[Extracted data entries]

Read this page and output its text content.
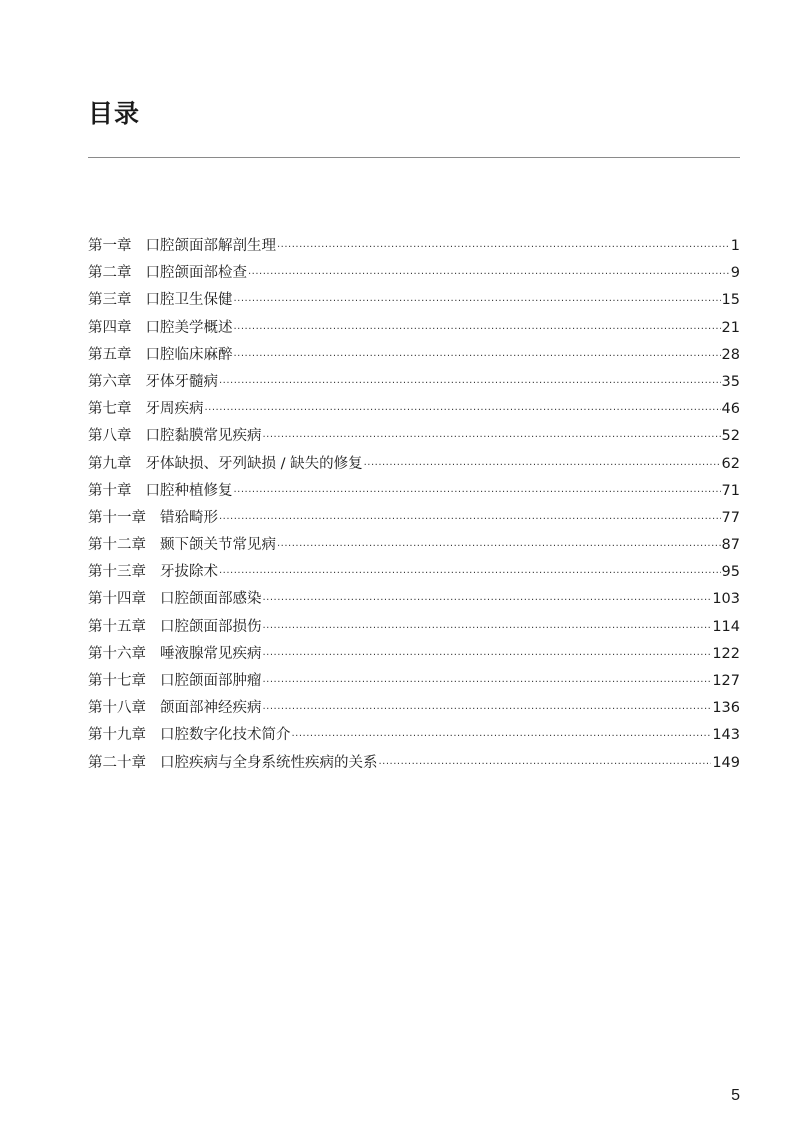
目录
第一章 口腔颌面部解剖生理 ·····	1
第二章 口腔颌面部检查 ·····	9
第三章 口腔卫生保健 ·····	15
第四章 口腔美学概述 ·····	21
第五章 口腔临床麻醉 ·····	28
第六章 牙体牙髓病 ·····	35
第七章 牙周疾病 ·····	46
第八章 口腔黏膜常见疾病 ·····	52
第九章 牙体缺损、牙列缺损 / 缺失的修复 ·····	62
第十章 口腔种植修复 ·····	71
第十一章 错𬌗畸形 ·····	77
第十二章 颞下颌关节常见病 ·····	87
第十三章 牙拔除术 ·····	95
第十四章 口腔颌面部感染 ·····	103
第十五章 口腔颌面部损伤 ·····	114
第十六章 唾液腺常见疾病 ·····	122
第十七章 口腔颌面部肿瘤 ·····	127
第十八章 颌面部神经疾病 ·····	136
第十九章 口腔数字化技术简介 ·····	143
第二十章 口腔疾病与全身系统性疾病的关系 ·····	149
5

** Aim **
Leave out the pictures and reproduce the rest of the listing exactly.

** Result below **
Read this page and output its text content.
目录
第一章 口腔颌面部解剖生理 ·····	1
第二章 口腔颌面部检查 ·····	9
第三章 口腔卫生保健 ·····	15
第四章 口腔美学概述 ·····	21
第五章 口腔临床麻醉 ·····	28
第六章 牙体牙髓病 ·····	35
第七章 牙周疾病 ·····	46
第八章 口腔黏膜常见疾病 ·····	52
第九章 牙体缺损、牙列缺损 / 缺失的修复 ·····	62
第十章 口腔种植修复 ·····	71
第十一章 错𬌗畸形 ·····	77
第十二章 颞下颌关节常见病 ·····	87
第十三章 牙拔除术 ·····	95
第十四章 口腔颌面部感染 ·····	103
第十五章 口腔颌面部损伤 ·····	114
第十六章 唾液腺常见疾病 ·····	122
第十七章 口腔颌面部肿瘤 ·····	127
第十八章 颌面部神经疾病 ·····	136
第十九章 口腔数字化技术简介 ·····	143
第二十章 口腔疾病与全身系统性疾病的关系 ·····	149
5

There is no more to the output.